Start ITEMS
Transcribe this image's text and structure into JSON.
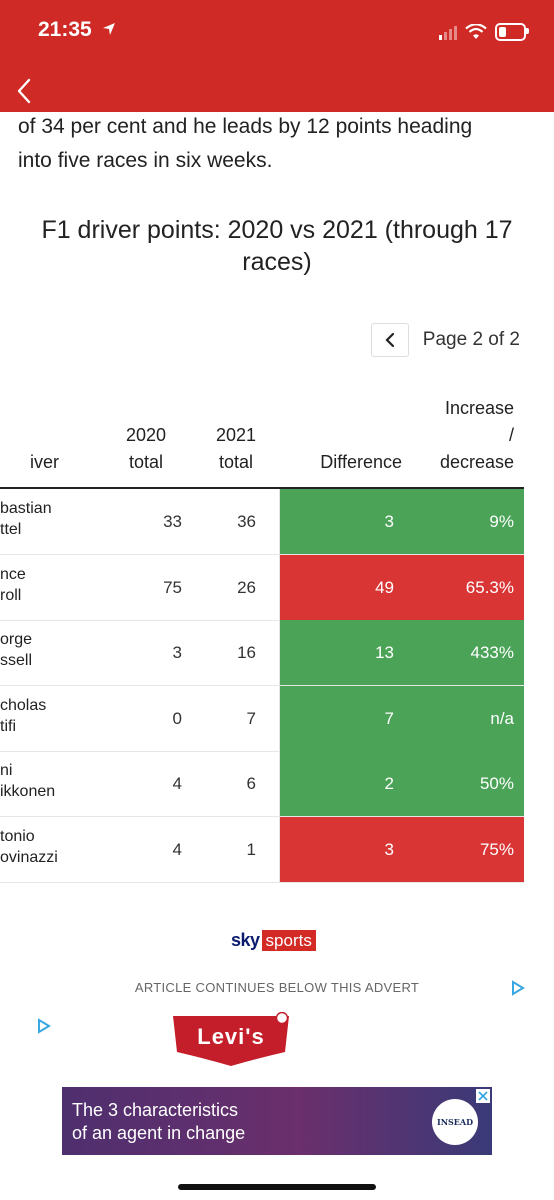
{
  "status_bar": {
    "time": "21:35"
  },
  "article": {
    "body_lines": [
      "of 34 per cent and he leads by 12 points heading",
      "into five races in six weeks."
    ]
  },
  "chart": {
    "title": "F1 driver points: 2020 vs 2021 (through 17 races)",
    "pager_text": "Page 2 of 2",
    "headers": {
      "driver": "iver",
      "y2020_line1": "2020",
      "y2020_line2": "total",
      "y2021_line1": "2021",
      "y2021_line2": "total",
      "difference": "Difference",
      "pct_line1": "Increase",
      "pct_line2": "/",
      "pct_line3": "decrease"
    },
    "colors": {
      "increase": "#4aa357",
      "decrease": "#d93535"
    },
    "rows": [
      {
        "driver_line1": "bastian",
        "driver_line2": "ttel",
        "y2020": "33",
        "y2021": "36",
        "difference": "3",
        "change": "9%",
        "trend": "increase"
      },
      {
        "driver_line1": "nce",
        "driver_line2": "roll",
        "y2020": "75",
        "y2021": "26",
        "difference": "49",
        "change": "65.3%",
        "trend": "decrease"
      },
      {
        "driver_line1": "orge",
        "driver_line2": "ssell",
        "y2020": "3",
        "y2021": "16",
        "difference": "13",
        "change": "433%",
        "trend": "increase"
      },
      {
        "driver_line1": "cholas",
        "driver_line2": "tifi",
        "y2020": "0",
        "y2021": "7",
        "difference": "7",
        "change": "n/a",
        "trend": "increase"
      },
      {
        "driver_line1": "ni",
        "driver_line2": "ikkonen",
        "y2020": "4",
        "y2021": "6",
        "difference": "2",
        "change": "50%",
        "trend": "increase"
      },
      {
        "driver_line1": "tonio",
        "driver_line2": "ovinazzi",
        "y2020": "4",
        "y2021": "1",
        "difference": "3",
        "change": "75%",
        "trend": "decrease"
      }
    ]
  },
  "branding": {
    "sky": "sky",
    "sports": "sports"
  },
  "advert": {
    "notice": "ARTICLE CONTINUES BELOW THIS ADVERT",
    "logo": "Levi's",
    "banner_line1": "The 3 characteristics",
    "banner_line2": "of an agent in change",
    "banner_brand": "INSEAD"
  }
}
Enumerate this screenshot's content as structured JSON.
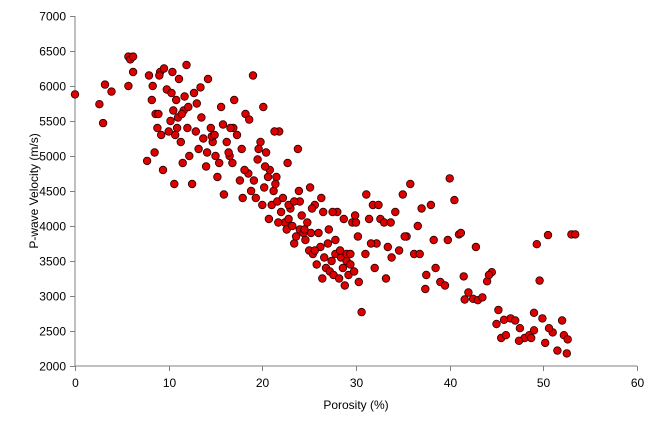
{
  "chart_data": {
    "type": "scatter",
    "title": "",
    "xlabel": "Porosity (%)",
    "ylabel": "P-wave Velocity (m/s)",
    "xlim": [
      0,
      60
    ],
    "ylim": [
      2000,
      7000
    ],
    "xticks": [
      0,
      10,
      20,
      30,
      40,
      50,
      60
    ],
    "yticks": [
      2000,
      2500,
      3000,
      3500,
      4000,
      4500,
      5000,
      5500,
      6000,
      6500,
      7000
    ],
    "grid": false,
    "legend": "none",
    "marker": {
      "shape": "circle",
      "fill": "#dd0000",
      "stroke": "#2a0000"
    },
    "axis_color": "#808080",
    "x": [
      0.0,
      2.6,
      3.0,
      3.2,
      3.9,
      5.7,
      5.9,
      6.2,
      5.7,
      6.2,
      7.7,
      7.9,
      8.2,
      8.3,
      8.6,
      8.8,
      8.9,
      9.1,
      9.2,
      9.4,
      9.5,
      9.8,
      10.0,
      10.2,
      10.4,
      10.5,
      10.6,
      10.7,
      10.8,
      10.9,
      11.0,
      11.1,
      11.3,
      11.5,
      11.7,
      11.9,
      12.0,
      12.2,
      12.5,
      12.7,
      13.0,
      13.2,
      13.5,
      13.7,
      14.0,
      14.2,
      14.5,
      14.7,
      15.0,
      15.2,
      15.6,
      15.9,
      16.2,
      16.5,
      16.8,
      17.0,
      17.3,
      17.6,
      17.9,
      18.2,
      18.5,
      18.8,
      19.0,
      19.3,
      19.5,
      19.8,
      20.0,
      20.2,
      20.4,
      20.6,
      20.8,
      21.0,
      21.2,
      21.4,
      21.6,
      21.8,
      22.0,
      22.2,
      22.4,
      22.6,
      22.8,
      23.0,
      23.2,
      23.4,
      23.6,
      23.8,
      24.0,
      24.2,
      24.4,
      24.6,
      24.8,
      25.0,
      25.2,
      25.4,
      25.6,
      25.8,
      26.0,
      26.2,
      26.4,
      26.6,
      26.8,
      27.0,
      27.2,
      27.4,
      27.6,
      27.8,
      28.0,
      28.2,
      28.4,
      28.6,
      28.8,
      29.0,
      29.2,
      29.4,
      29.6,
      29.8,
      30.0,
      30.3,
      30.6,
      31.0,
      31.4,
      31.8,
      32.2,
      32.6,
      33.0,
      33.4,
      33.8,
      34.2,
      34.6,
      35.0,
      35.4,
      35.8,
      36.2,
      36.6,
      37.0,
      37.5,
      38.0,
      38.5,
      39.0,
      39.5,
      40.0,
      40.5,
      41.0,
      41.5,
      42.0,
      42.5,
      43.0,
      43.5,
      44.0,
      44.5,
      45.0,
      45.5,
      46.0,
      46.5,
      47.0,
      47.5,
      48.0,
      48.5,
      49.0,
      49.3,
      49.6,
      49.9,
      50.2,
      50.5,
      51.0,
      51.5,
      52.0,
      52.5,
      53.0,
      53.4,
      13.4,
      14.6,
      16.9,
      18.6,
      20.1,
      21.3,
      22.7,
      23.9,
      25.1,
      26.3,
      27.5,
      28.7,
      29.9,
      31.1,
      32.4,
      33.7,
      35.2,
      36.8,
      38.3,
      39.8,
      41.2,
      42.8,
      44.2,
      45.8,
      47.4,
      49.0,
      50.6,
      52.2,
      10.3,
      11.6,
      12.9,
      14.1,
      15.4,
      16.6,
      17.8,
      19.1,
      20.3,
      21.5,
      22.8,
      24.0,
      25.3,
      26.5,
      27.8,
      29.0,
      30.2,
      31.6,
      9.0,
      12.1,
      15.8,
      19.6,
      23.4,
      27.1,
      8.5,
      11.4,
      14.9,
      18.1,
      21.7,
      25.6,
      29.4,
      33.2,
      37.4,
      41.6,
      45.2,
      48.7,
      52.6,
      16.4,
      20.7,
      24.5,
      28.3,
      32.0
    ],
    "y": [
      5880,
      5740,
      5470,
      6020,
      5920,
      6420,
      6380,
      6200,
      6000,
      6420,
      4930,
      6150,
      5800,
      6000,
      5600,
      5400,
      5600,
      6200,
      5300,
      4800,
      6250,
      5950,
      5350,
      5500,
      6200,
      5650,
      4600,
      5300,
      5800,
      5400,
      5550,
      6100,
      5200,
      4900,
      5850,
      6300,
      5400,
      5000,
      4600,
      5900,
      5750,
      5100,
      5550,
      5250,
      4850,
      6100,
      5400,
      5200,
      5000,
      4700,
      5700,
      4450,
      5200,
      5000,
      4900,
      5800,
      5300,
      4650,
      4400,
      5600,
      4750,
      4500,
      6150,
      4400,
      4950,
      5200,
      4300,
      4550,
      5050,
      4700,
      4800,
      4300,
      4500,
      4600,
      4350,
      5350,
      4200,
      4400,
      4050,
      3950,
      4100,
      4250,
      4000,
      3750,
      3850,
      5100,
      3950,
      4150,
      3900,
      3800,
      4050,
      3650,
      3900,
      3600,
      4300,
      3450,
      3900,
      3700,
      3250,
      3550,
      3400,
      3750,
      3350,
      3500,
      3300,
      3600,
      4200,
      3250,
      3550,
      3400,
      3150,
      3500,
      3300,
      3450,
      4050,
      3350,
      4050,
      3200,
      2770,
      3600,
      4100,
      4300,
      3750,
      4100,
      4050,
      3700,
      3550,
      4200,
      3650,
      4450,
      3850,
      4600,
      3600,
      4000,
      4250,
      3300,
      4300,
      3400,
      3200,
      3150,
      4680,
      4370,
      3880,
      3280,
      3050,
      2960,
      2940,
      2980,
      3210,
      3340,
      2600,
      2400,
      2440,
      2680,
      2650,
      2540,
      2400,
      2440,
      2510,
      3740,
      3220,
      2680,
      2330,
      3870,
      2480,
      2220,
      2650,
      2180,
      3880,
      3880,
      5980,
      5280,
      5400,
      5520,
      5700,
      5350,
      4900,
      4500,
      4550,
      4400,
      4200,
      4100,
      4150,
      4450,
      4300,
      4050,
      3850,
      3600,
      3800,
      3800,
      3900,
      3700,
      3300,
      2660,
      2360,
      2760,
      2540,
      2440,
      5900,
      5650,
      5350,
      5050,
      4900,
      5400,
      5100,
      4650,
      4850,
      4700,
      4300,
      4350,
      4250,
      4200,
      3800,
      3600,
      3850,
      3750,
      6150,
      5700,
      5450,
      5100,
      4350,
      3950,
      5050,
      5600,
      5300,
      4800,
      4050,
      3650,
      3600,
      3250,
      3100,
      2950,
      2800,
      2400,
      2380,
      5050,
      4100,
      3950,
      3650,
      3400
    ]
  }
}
End ITEMS
> YOUR TASK
Return each line among the entries that holds the word "title".

> SOLUTION BELOW
    "title": "F1 driver points: 2020 vs 2021 (through 17 races)",
    "title": "",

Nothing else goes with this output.